PROMPT 1. According to the passage on FISA, in what year was the Foreign Intelligence Surveillance Act enacted?
PROMPT 2. Please set down the passage on FISA word for word between "Thank you for" and "to address it.", inclusive.

Why is Congress doing nothing about the crimes committed by the current administration? In particular, why are you and your colleagues doing nothing in response to the abduction and outsourced torture of foreign nationals and the broad surveillance of U.S. citizens in flagrant violation of the Foreign Intelligence Surveillance Act?

 

Sen. Obama had nothing to say on the subject of abducting foreign nationals, but here is what he–or anyway his office–had to say about the administration’s criminal violation of FISA:

 

Thank you for contacting me concerning the President’s domestic surveillance program. I appreciate hearing from you.

 

Providing any President with the flexibility necessary to fight terrorism without compromising our constitutional rights can be a delicate balance. I agree that technological advances and changes in the nature of the threat our nation faces may require that the Foreign Intelligence Surveillance Act (FISA), enacted in 1978, be updated to reflect the reality of the post 9/11 world. But that does not absolve the President of the responsibility to fully brief Congress on the new security challenge and to work cooperatively with Congress to address it.

DATA EXCERPTS.
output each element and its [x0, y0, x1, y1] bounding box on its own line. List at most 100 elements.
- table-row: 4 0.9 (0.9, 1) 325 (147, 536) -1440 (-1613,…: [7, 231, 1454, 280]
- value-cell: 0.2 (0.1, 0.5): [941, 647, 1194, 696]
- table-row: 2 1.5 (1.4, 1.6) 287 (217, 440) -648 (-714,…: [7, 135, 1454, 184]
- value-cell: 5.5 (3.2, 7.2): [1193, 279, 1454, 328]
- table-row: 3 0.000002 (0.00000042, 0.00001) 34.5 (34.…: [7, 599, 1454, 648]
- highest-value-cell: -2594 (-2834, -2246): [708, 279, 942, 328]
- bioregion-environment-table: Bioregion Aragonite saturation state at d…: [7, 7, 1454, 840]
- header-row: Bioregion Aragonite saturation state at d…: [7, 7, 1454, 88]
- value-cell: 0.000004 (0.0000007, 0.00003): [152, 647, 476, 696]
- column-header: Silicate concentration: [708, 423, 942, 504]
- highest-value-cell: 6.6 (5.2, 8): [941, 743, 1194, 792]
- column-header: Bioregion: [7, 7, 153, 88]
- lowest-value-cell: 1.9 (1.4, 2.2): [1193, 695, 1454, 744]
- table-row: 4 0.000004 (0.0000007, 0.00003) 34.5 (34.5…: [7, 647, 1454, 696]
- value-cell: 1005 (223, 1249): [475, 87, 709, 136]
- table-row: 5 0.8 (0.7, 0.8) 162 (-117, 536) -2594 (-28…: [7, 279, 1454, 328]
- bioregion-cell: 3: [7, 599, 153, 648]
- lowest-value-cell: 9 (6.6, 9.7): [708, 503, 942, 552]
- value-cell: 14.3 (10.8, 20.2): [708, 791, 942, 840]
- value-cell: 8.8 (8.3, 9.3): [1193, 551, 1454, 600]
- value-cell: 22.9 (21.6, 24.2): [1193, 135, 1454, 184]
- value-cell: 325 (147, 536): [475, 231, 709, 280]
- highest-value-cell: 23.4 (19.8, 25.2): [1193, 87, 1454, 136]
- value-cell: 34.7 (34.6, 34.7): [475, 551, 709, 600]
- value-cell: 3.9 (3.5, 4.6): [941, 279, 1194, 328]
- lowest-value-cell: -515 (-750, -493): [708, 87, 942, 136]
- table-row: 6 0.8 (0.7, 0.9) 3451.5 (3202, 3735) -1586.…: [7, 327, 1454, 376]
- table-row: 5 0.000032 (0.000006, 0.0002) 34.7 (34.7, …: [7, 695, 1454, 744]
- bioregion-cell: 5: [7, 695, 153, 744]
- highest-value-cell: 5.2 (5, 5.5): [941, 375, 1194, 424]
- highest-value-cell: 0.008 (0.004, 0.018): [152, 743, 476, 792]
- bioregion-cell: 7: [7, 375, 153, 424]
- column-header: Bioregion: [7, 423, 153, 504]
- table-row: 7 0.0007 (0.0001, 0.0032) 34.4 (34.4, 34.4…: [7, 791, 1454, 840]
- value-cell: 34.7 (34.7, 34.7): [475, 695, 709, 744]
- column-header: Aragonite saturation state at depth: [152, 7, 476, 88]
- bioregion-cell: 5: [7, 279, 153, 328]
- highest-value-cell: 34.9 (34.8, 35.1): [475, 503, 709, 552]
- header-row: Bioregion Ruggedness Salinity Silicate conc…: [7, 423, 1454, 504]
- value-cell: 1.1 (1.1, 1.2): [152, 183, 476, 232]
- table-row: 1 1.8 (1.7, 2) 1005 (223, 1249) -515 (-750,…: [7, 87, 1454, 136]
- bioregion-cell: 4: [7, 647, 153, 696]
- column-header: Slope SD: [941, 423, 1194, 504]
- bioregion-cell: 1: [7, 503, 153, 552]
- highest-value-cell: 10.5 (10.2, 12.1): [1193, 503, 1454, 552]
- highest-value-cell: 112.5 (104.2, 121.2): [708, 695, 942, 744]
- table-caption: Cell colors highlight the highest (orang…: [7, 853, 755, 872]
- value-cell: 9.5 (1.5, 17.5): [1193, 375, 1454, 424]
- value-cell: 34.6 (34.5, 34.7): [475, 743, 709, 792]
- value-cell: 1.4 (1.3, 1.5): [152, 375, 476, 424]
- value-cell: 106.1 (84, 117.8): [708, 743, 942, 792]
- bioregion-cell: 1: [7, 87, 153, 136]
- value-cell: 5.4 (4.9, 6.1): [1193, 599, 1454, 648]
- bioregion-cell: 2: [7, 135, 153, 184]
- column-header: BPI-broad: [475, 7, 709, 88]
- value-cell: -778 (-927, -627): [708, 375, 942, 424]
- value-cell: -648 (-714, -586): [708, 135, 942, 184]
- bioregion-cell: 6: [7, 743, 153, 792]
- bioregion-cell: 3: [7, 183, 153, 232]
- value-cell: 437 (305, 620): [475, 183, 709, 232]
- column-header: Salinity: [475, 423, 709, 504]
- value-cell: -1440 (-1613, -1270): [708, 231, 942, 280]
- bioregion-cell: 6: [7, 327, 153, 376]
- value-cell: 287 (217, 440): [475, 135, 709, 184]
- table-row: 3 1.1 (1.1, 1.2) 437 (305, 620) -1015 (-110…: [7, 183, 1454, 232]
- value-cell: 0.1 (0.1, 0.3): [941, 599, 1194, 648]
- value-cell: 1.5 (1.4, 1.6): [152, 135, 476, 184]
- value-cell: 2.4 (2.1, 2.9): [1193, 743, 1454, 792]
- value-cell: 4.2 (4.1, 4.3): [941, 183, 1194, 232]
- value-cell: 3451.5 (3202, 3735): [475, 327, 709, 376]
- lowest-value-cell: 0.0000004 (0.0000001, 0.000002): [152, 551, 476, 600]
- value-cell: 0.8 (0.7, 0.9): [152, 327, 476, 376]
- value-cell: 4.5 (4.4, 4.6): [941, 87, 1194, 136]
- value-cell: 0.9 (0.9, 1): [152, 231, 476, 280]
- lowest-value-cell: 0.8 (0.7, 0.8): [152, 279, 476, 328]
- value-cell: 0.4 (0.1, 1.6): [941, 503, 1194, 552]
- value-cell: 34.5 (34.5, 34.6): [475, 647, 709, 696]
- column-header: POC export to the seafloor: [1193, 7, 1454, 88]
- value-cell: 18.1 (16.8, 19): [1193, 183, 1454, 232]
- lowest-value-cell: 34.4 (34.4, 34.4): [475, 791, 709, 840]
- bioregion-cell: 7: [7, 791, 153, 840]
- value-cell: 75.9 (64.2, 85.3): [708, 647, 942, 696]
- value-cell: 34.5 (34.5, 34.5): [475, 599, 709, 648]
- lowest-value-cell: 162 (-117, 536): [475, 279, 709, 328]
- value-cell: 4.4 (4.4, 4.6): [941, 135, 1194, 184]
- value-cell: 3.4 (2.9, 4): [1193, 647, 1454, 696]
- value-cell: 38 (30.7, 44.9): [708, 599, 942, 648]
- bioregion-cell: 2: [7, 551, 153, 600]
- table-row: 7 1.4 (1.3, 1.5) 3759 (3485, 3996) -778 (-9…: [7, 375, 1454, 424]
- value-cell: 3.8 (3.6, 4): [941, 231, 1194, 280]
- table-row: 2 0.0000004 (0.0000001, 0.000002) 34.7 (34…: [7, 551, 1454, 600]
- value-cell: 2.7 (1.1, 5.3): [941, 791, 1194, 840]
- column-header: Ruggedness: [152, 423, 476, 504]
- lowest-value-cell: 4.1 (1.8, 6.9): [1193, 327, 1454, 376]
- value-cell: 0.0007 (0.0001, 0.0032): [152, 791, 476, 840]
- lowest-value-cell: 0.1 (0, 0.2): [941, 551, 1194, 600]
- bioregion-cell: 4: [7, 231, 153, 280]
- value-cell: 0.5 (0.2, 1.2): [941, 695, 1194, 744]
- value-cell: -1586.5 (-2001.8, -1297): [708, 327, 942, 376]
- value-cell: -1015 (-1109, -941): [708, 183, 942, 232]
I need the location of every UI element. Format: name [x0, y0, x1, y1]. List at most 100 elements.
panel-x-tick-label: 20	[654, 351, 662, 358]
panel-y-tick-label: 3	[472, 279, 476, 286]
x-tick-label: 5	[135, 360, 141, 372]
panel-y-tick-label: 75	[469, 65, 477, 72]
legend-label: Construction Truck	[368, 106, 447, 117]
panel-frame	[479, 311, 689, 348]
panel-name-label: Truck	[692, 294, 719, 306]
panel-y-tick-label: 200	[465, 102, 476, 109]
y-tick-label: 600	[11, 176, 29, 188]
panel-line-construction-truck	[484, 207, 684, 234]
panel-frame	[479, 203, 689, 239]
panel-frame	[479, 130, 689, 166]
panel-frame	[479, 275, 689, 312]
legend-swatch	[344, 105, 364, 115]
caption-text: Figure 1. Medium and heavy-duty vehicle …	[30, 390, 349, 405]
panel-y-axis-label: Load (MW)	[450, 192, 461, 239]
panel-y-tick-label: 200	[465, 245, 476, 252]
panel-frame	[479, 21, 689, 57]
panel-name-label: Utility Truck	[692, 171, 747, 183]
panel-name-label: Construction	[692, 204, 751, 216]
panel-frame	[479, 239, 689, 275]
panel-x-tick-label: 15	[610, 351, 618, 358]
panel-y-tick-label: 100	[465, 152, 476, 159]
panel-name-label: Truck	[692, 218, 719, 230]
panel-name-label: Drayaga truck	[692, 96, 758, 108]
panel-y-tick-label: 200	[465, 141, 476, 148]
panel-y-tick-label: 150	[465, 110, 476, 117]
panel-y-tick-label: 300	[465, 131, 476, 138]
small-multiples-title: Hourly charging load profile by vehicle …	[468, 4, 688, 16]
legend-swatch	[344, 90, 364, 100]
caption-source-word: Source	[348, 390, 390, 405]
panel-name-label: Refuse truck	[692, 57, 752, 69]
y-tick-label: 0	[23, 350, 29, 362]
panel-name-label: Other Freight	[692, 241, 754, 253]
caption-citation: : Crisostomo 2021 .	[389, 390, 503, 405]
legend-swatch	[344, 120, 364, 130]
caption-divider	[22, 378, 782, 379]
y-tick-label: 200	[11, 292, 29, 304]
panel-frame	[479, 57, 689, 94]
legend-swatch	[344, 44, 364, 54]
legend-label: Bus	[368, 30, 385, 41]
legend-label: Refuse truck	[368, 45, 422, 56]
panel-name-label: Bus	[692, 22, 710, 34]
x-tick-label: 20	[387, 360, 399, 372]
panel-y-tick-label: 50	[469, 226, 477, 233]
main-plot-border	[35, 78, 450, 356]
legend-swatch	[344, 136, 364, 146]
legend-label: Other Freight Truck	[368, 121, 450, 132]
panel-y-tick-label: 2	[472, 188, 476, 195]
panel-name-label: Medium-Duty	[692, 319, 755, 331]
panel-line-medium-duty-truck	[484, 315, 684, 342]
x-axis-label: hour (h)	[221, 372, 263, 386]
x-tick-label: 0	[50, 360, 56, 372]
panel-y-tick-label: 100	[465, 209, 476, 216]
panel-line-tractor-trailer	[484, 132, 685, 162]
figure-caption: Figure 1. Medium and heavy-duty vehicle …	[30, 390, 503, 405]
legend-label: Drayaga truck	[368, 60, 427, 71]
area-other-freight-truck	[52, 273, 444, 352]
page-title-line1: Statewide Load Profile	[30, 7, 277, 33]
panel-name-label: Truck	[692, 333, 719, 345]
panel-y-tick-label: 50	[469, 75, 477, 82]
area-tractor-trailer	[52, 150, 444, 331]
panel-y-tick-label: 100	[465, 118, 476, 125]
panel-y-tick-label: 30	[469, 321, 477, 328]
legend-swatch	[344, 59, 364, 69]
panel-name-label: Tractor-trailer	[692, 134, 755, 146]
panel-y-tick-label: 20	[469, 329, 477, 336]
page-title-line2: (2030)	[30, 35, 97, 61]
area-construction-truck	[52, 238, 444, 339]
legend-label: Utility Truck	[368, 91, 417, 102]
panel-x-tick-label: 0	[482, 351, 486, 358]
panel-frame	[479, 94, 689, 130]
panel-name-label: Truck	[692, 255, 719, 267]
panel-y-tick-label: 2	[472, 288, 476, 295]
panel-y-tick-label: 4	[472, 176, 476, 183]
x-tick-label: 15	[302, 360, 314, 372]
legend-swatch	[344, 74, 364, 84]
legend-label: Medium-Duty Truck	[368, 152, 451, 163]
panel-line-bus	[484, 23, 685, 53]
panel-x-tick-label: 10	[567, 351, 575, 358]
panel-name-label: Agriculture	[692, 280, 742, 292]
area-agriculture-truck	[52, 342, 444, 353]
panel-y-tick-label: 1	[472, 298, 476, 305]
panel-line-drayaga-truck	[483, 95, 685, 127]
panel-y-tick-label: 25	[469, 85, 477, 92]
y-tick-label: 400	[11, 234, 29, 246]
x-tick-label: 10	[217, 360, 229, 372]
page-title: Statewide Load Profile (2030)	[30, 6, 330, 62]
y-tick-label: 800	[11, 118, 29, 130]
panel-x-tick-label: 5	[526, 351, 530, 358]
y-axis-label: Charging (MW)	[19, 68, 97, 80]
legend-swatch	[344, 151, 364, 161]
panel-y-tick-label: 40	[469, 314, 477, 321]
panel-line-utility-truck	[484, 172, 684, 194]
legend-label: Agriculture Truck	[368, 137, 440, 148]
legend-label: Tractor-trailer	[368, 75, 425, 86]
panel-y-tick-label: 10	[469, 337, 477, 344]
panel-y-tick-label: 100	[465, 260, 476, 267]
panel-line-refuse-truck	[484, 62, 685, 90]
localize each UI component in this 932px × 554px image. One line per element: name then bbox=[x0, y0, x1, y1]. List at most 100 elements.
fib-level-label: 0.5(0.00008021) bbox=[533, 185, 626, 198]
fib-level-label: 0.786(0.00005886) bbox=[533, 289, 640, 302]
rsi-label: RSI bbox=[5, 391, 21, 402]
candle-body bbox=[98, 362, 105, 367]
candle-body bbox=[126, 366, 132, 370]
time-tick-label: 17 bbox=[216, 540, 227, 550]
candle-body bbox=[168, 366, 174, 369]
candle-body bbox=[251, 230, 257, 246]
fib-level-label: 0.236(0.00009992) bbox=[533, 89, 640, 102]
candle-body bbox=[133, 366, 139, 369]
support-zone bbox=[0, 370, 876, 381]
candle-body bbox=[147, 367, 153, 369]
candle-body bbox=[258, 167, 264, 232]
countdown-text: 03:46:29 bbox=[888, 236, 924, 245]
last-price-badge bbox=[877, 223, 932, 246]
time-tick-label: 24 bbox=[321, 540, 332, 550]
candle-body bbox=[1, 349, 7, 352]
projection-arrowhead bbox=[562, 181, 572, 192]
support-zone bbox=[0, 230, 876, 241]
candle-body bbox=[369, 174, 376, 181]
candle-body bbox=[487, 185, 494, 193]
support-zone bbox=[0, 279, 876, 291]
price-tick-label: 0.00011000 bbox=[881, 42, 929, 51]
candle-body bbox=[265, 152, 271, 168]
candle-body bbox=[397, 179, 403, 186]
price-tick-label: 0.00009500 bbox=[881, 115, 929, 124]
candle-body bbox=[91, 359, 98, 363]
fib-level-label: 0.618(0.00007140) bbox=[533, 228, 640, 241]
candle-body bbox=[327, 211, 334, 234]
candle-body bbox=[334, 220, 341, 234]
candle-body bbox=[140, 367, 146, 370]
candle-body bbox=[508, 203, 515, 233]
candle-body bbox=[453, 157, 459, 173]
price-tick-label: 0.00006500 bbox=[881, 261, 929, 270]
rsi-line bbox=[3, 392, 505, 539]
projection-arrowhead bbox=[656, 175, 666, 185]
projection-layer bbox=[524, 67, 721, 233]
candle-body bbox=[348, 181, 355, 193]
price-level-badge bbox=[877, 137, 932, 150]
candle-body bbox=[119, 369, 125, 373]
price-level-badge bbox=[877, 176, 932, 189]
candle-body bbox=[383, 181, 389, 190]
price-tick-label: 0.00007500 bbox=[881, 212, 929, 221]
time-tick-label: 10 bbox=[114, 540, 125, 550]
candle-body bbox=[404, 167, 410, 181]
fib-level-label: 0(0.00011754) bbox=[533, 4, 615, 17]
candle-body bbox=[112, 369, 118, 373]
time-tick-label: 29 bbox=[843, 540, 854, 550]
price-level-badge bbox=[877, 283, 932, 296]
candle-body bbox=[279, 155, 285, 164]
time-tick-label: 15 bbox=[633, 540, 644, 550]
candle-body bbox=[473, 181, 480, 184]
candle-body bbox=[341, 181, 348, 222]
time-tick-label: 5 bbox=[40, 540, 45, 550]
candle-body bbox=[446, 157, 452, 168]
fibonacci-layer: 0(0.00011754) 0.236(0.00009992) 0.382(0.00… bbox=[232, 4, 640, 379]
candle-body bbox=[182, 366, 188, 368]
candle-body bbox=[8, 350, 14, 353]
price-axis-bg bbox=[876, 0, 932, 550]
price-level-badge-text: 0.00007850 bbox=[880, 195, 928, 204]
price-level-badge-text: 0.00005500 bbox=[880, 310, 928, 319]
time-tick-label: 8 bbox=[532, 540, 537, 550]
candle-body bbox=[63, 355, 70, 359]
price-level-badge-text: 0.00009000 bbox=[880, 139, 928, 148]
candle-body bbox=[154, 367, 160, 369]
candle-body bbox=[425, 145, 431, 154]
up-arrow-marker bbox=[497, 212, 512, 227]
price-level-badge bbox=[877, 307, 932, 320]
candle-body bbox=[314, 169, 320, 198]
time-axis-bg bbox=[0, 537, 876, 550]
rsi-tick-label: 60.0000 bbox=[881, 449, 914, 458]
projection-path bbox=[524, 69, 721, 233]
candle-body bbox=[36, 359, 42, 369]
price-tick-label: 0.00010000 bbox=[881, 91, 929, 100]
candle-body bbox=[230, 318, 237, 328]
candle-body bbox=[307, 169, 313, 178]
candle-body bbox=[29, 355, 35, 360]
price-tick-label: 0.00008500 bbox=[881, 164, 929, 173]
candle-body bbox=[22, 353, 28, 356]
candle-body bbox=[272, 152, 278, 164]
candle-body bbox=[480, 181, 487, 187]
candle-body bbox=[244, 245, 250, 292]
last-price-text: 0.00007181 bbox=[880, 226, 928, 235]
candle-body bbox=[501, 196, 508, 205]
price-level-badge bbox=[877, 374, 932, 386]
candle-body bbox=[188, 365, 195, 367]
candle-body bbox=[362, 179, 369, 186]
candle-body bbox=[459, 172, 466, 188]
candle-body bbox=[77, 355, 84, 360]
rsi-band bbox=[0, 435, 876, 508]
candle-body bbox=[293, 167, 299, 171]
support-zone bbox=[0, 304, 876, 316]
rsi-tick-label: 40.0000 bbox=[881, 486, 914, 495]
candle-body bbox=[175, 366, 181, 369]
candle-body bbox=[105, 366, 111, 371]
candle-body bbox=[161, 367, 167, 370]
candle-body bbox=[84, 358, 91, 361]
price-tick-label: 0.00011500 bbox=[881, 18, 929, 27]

TASK ANSWER 1. 1978

TASK ANSWER 2.
Thank you for contacting me concerning the President’s domestic surveillance program. I appreciate hearing from you.

 

Providing any President with the flexibility necessary to fight terrorism without compromising our constitutional rights can be a delicate balance. I agree that technological advances and changes in the nature of the threat our nation faces may require that the Foreign Intelligence Surveillance Act (FISA), enacted in 1978, be updated to reflect the reality of the post 9/11 world. But that does not absolve the President of the responsibility to fully brief Congress on the new security challenge and to work cooperatively with Congress to address it.